• Exercise: Would you copy out the whole listing exactly as given?

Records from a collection
################
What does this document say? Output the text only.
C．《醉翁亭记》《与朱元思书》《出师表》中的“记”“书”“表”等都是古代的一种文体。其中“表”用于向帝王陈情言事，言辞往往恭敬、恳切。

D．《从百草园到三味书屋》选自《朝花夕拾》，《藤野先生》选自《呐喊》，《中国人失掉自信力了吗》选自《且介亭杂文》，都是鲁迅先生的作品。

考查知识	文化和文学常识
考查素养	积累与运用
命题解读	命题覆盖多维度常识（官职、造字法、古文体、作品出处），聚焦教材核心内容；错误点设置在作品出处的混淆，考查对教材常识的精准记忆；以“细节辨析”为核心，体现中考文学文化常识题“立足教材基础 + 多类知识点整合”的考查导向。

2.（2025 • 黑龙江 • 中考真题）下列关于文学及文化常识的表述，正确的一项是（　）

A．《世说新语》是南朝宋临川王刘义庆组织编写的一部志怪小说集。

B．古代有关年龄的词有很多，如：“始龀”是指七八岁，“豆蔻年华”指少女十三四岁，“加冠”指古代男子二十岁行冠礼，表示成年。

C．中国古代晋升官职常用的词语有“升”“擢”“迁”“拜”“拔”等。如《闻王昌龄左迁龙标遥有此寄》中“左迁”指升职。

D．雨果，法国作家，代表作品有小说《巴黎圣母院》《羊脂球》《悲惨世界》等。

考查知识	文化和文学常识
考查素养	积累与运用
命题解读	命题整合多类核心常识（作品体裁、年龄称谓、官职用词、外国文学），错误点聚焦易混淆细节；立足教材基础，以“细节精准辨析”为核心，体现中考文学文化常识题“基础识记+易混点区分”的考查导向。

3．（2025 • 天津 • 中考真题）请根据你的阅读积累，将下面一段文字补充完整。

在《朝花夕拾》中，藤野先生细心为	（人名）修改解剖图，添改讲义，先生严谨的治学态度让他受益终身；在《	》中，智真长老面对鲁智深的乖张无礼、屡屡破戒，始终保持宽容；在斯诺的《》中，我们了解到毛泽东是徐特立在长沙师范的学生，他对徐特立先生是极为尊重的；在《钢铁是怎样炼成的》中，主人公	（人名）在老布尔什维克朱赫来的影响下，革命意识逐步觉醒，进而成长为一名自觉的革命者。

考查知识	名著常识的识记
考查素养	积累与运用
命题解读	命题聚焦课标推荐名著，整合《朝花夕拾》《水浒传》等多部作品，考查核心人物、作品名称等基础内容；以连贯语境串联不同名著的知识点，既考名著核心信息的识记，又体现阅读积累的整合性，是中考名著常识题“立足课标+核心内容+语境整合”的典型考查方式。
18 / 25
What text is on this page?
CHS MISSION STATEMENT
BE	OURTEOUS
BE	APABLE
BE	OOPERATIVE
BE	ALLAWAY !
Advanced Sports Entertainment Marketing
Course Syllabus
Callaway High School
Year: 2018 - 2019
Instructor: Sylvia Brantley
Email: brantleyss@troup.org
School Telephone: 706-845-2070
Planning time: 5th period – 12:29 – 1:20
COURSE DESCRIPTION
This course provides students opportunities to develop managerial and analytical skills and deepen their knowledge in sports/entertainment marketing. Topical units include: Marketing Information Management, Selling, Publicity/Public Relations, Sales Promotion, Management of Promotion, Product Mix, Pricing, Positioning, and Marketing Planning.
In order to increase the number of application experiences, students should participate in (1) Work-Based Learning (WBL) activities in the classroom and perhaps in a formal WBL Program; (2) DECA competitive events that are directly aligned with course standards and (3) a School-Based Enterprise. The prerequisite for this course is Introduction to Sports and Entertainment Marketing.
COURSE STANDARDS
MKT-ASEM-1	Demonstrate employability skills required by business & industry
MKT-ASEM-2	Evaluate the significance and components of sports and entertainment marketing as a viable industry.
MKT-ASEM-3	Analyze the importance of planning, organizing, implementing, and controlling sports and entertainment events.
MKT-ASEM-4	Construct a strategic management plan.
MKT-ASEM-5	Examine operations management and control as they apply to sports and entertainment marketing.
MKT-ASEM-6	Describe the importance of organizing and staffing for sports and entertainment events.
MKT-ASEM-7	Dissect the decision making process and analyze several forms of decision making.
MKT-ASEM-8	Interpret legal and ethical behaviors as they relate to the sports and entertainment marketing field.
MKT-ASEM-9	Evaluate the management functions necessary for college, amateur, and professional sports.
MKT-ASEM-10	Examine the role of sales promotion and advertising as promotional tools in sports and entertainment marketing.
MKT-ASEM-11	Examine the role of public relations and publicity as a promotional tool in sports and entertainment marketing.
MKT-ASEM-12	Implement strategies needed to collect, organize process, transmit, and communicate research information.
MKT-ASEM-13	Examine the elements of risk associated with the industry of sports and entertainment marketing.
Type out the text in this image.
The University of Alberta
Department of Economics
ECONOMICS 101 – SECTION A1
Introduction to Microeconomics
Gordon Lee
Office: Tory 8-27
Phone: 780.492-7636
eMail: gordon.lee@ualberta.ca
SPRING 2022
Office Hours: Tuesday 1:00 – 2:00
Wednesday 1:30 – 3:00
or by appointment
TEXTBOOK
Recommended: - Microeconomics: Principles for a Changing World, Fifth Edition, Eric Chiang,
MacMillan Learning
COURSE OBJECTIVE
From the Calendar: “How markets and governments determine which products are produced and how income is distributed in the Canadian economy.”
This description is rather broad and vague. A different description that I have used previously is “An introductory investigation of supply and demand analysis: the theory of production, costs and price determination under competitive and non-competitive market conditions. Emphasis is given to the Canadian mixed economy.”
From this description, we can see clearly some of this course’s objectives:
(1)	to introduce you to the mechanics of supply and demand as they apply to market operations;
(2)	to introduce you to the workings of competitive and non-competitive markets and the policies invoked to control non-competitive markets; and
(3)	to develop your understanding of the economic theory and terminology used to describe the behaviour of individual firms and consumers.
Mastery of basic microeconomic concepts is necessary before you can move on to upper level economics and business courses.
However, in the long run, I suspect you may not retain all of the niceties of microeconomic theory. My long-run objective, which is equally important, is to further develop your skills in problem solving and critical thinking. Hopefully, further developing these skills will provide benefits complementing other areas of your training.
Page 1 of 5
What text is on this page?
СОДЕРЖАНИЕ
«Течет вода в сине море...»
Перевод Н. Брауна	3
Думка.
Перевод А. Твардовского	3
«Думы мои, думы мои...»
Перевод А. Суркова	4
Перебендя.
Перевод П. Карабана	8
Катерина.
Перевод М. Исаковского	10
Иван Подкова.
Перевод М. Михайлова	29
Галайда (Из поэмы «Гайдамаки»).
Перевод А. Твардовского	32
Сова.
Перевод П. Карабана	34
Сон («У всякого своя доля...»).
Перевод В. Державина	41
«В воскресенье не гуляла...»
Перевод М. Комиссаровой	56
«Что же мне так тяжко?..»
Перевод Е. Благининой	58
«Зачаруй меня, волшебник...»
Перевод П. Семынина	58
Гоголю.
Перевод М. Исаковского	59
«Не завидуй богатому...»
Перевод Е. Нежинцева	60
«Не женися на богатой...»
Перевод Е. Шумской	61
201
################
• Correct output:
What does this document say? Output the text only.
C．《醉翁亭记》《与朱元思书》《出师表》中的“记”“书”“表”等都是古代的一种文体。其中“表”用于向帝王陈情言事，言辞往往恭敬、恳切。

D．《从百草园到三味书屋》选自《朝花夕拾》，《藤野先生》选自《呐喊》，《中国人失掉自信力了吗》选自《且介亭杂文》，都是鲁迅先生的作品。

考查知识	文化和文学常识
考查素养	积累与运用
命题解读	命题覆盖多维度常识（官职、造字法、古文体、作品出处），聚焦教材核心内容；错误点设置在作品出处的混淆，考查对教材常识的精准记忆；以“细节辨析”为核心，体现中考文学文化常识题“立足教材基础 + 多类知识点整合”的考查导向。

2.（2025 • 黑龙江 • 中考真题）下列关于文学及文化常识的表述，正确的一项是（　）

A．《世说新语》是南朝宋临川王刘义庆组织编写的一部志怪小说集。

B．古代有关年龄的词有很多，如：“始龀”是指七八岁，“豆蔻年华”指少女十三四岁，“加冠”指古代男子二十岁行冠礼，表示成年。

C．中国古代晋升官职常用的词语有“升”“擢”“迁”“拜”“拔”等。如《闻王昌龄左迁龙标遥有此寄》中“左迁”指升职。

D．雨果，法国作家，代表作品有小说《巴黎圣母院》《羊脂球》《悲惨世界》等。

考查知识	文化和文学常识
考查素养	积累与运用
命题解读	命题整合多类核心常识（作品体裁、年龄称谓、官职用词、外国文学），错误点聚焦易混淆细节；立足教材基础，以“细节精准辨析”为核心，体现中考文学文化常识题“基础识记+易混点区分”的考查导向。

3．（2025 • 天津 • 中考真题）请根据你的阅读积累，将下面一段文字补充完整。

在《朝花夕拾》中，藤野先生细心为	（人名）修改解剖图，添改讲义，先生严谨的治学态度让他受益终身；在《	》中，智真长老面对鲁智深的乖张无礼、屡屡破戒，始终保持宽容；在斯诺的《》中，我们了解到毛泽东是徐特立在长沙师范的学生，他对徐特立先生是极为尊重的；在《钢铁是怎样炼成的》中，主人公	（人名）在老布尔什维克朱赫来的影响下，革命意识逐步觉醒，进而成长为一名自觉的革命者。

考查知识	名著常识的识记
考查素养	积累与运用
命题解读	命题聚焦课标推荐名著，整合《朝花夕拾》《水浒传》等多部作品，考查核心人物、作品名称等基础内容；以连贯语境串联不同名著的知识点，既考名著核心信息的识记，又体现阅读积累的整合性，是中考名著常识题“立足课标+核心内容+语境整合”的典型考查方式。
18 / 25
What text is on this page?
CHS MISSION STATEMENT
BE	OURTEOUS
BE	APABLE
BE	OOPERATIVE
BE	ALLAWAY !
Advanced Sports Entertainment Marketing
Course Syllabus
Callaway High School
Year: 2018 - 2019
Instructor: Sylvia Brantley
Email: brantleyss@troup.org
School Telephone: 706-845-2070
Planning time: 5th period – 12:29 – 1:20
COURSE DESCRIPTION
This course provides students opportunities to develop managerial and analytical skills and deepen their knowledge in sports/entertainment marketing. Topical units include: Marketing Information Management, Selling, Publicity/Public Relations, Sales Promotion, Management of Promotion, Product Mix, Pricing, Positioning, and Marketing Planning.
In order to increase the number of application experiences, students should participate in (1) Work-Based Learning (WBL) activities in the classroom and perhaps in a formal WBL Program; (2) DECA competitive events that are directly aligned with course standards and (3) a School-Based Enterprise. The prerequisite for this course is Introduction to Sports and Entertainment Marketing.
COURSE STANDARDS
MKT-ASEM-1	Demonstrate employability skills required by business & industry
MKT-ASEM-2	Evaluate the significance and components of sports and entertainment marketing as a viable industry.
MKT-ASEM-3	Analyze the importance of planning, organizing, implementing, and controlling sports and entertainment events.
MKT-ASEM-4	Construct a strategic management plan.
MKT-ASEM-5	Examine operations management and control as they apply to sports and entertainment marketing.
MKT-ASEM-6	Describe the importance of organizing and staffing for sports and entertainment events.
MKT-ASEM-7	Dissect the decision making process and analyze several forms of decision making.
MKT-ASEM-8	Interpret legal and ethical behaviors as they relate to the sports and entertainment marketing field.
MKT-ASEM-9	Evaluate the management functions necessary for college, amateur, and professional sports.
MKT-ASEM-10	Examine the role of sales promotion and advertising as promotional tools in sports and entertainment marketing.
MKT-ASEM-11	Examine the role of public relations and publicity as a promotional tool in sports and entertainment marketing.
MKT-ASEM-12	Implement strategies needed to collect, organize process, transmit, and communicate research information.
MKT-ASEM-13	Examine the elements of risk associated with the industry of sports and entertainment marketing.
Type out the text in this image.
The University of Alberta
Department of Economics
ECONOMICS 101 – SECTION A1
Introduction to Microeconomics
Gordon Lee
Office: Tory 8-27
Phone: 780.492-7636
eMail: gordon.lee@ualberta.ca
SPRING 2022
Office Hours: Tuesday 1:00 – 2:00
Wednesday 1:30 – 3:00
or by appointment
TEXTBOOK
Recommended: - Microeconomics: Principles for a Changing World, Fifth Edition, Eric Chiang,
MacMillan Learning
COURSE OBJECTIVE
From the Calendar: “How markets and governments determine which products are produced and how income is distributed in the Canadian economy.”
This description is rather broad and vague. A different description that I have used previously is “An introductory investigation of supply and demand analysis: the theory of production, costs and price determination under competitive and non-competitive market conditions. Emphasis is given to the Canadian mixed economy.”
From this description, we can see clearly some of this course’s objectives:
(1)	to introduce you to the mechanics of supply and demand as they apply to market operations;
(2)	to introduce you to the workings of competitive and non-competitive markets and the policies invoked to control non-competitive markets; and
(3)	to develop your understanding of the economic theory and terminology used to describe the behaviour of individual firms and consumers.
Mastery of basic microeconomic concepts is necessary before you can move on to upper level economics and business courses.
However, in the long run, I suspect you may not retain all of the niceties of microeconomic theory. My long-run objective, which is equally important, is to further develop your skills in problem solving and critical thinking. Hopefully, further developing these skills will provide benefits complementing other areas of your training.
Page 1 of 5
What text is on this page?
СОДЕРЖАНИЕ
«Течет вода в сине море...»
Перевод Н. Брауна	3
Думка.
Перевод А. Твардовского	3
«Думы мои, думы мои...»
Перевод А. Суркова	4
Перебендя.
Перевод П. Карабана	8
Катерина.
Перевод М. Исаковского	10
Иван Подкова.
Перевод М. Михайлова	29
Галайда (Из поэмы «Гайдамаки»).
Перевод А. Твардовского	32
Сова.
Перевод П. Карабана	34
Сон («У всякого своя доля...»).
Перевод В. Державина	41
«В воскресенье не гуляла...»
Перевод М. Комиссаровой	56
«Что же мне так тяжко?..»
Перевод Е. Благининой	58
«Зачаруй меня, волшебник...»
Перевод П. Семынина	58
Гоголю.
Перевод М. Исаковского	59
«Не завидуй богатому...»
Перевод Е. Нежинцева	60
«Не женися на богатой...»
Перевод Е. Шумской	61
201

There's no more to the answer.